GIVEN PASSAGE —
Over 6,000 athletes competed in 198 events spanning 21 sports. As a tribute to Indigenous people in Canada, the August 1 closing ceremonies included approximately 200 Indigenous dancers from nine different First Nations.
Janice Forsyth, an associate professor in the School of Kinesiology at Western University, said Montreal started modern day involvement of Indigenous people in the Olympic games.
“Montreal was the starting ground for it all,” she told The Eastern Door. “The first time Native people were involved in the games was 1904 and back then, it was really exploitative – they were pulled out of world fairs and made to do really embarrassing things in the Olympic games. The next time we really see them front and centre is 1976.”

During the final performance, which can be viewed online on YouTube, the dancers marched in arrowhead formation as they entered the Olympic Stadium and paraded around the track.
Five massive teepees were erected in the centre of the stadium.
“Olympic organizers appropriated a multitude of popular Aboriginal images and arranged them in a vivid and dramatic display, complete with teepees, tom-toms, feathered headdresses, flags, and buckskin outfits – all color-coordinated to match the five colors of the Olympic rings,” Forsyth described the event in her 2002 academic paper Teepees and Tomahawks: Aboriginal Cultural Representation at the 1976 Olympic Games.

AIM 1 —
Could you quote the Olympics passage in full, word for word?
The listing has no connection to the Olympics passage.

PROVIDED ENTRIES —
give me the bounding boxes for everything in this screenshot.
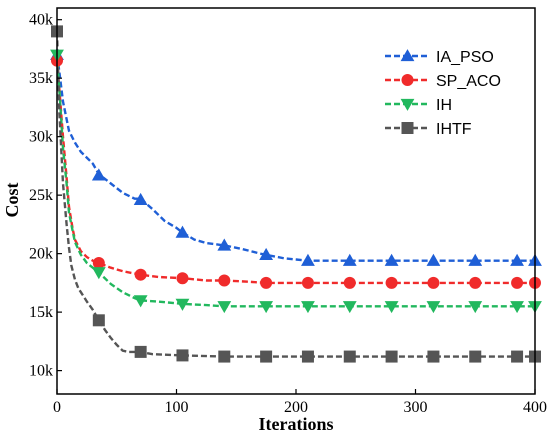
y-tick-label: 35k xyxy=(29,70,53,87)
data-point-ih xyxy=(342,301,357,314)
x-axis-title: Iterations xyxy=(259,414,334,434)
legend-label-sp-aco: SP_ACO xyxy=(436,73,501,90)
data-point-ia-pso xyxy=(217,238,232,251)
y-tick-label: 40k xyxy=(29,12,53,29)
data-point-sp-aco xyxy=(134,268,147,281)
y-axis-title: Cost xyxy=(2,182,22,217)
data-point-ia-pso xyxy=(133,192,148,206)
legend-label-ih: IH xyxy=(436,97,452,114)
data-point-ihtf xyxy=(343,350,356,363)
data-point-ia-pso xyxy=(468,253,483,266)
data-point-ihtf xyxy=(427,350,440,363)
data-point-ih xyxy=(384,301,399,314)
y-tick-label: 30k xyxy=(29,129,53,146)
series-line-ia-pso xyxy=(57,54,535,262)
data-point-sp-aco xyxy=(92,256,105,269)
data-point-ih xyxy=(510,301,524,314)
x-tick-label: 0 xyxy=(53,399,61,416)
y-tick-label: 20k xyxy=(29,246,53,263)
legend-marker-ia-pso xyxy=(400,49,415,62)
data-point-ihtf xyxy=(511,350,524,363)
legend-label-ihtf: IHTF xyxy=(436,121,472,138)
y-tick-label: 25k xyxy=(29,187,53,204)
data-point-sp-aco xyxy=(176,272,189,285)
data-point-ih xyxy=(133,295,148,308)
data-point-ihtf xyxy=(176,349,189,362)
data-point-sp-aco xyxy=(343,276,356,289)
data-point-ia-pso xyxy=(384,253,399,266)
legend-marker-sp-aco xyxy=(401,74,414,86)
data-point-sp-aco xyxy=(385,276,398,289)
axis-layer: 0 100 200 300 400 10k 15k 20k 25k 30k 35k 40k xyxy=(29,12,547,416)
data-point-ihtf xyxy=(260,350,273,363)
data-point-ih xyxy=(259,301,274,314)
data-point-ia-pso xyxy=(342,253,357,266)
x-tick-label: 200 xyxy=(284,399,308,416)
data-point-ihtf xyxy=(92,314,105,327)
legend-label-ia-pso: IA_PSO xyxy=(436,49,494,66)
x-tick-label: 100 xyxy=(165,399,189,416)
data-point-ihtf xyxy=(134,345,147,358)
x-tick-label: 300 xyxy=(404,399,428,416)
data-point-ia-pso xyxy=(175,225,190,238)
data-point-ia-pso xyxy=(259,247,274,260)
data-point-ih xyxy=(217,301,232,314)
data-point-sp-aco xyxy=(427,276,440,289)
legend-marker-ihtf xyxy=(401,122,414,134)
data-point-ihtf xyxy=(301,350,314,363)
data-point-ia-pso xyxy=(91,168,106,181)
data-point-sp-aco xyxy=(469,276,482,289)
data-point-sp-aco xyxy=(218,274,231,287)
data-point-ia-pso xyxy=(301,253,315,266)
data-point-ih xyxy=(175,298,190,311)
y-tick-label: 15k xyxy=(29,304,53,321)
data-point-sp-aco xyxy=(301,276,314,289)
data-point-ia-pso xyxy=(426,253,441,266)
data-point-ihtf xyxy=(385,350,398,363)
x-tick-label: 400 xyxy=(523,399,547,416)
data-point-ia-pso xyxy=(510,253,524,266)
data-point-ihtf xyxy=(218,350,231,363)
data-point-ih xyxy=(468,301,483,314)
data-point-ihtf xyxy=(469,350,482,363)
data-point-sp-aco xyxy=(511,276,524,289)
legend: IA_PSO SP_ACO IH IHTF xyxy=(385,49,501,138)
data-point-ih xyxy=(301,301,315,314)
data-point-ih xyxy=(91,267,106,280)
data-point-sp-aco xyxy=(260,276,273,289)
legend-marker-ih xyxy=(400,98,415,111)
data-point-ih xyxy=(426,301,441,314)
y-tick-label: 10k xyxy=(29,363,53,380)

AIM 2 —
In the listing, could you substitute "y-axis-tick" for "y-tick-label" between the lines holding "y-tick-label: 35k xyxy=(29,70,53,87)" and "data-point-ihtf xyxy=(511,350,524,363)", inclusive, and return only those lines with everything else unchanged?

SOLUTION 1 —
Over 6,000 athletes competed in 198 events spanning 21 sports. As a tribute to Indigenous people in Canada, the August 1 closing ceremonies included approximately 200 Indigenous dancers from nine different First Nations.
Janice Forsyth, an associate professor in the School of Kinesiology at Western University, said Montreal started modern day involvement of Indigenous people in the Olympic games.
“Montreal was the starting ground for it all,” she told The Eastern Door. “The first time Native people were involved in the games was 1904 and back then, it was really exploitative – they were pulled out of world fairs and made to do really embarrassing things in the Olympic games. The next time we really see them front and centre is 1976.”

During the final performance, which can be viewed online on YouTube, the dancers marched in arrowhead formation as they entered the Olympic Stadium and paraded around the track.
Five massive teepees were erected in the centre of the stadium.
“Olympic organizers appropriated a multitude of popular Aboriginal images and arranged them in a vivid and dramatic display, complete with teepees, tom-toms, feathered headdresses, flags, and buckskin outfits – all color-coordinated to match the five colors of the Olympic rings,” Forsyth described the event in her 2002 academic paper Teepees and Tomahawks: Aboriginal Cultural Representation at the 1976 Olympic Games.

SOLUTION 2 —
y-axis-tick: 35k xyxy=(29,70,53,87)
data-point-ih xyxy=(342,301,357,314)
x-axis-title: Iterations xyxy=(259,414,334,434)
legend-label-sp-aco: SP_ACO xyxy=(436,73,501,90)
data-point-ia-pso xyxy=(217,238,232,251)
y-axis-tick: 40k xyxy=(29,12,53,29)
data-point-sp-aco xyxy=(134,268,147,281)
y-axis-title: Cost xyxy=(2,182,22,217)
data-point-ia-pso xyxy=(133,192,148,206)
legend-label-ih: IH xyxy=(436,97,452,114)
data-point-ihtf xyxy=(343,350,356,363)
data-point-ia-pso xyxy=(468,253,483,266)
data-point-ihtf xyxy=(427,350,440,363)
data-point-ih xyxy=(384,301,399,314)
y-axis-tick: 30k xyxy=(29,129,53,146)
series-line-ia-pso xyxy=(57,54,535,262)
data-point-sp-aco xyxy=(92,256,105,269)
data-point-ih xyxy=(510,301,524,314)
x-tick-label: 0 xyxy=(53,399,61,416)
y-axis-tick: 20k xyxy=(29,246,53,263)
legend-marker-ia-pso xyxy=(400,49,415,62)
data-point-ihtf xyxy=(511,350,524,363)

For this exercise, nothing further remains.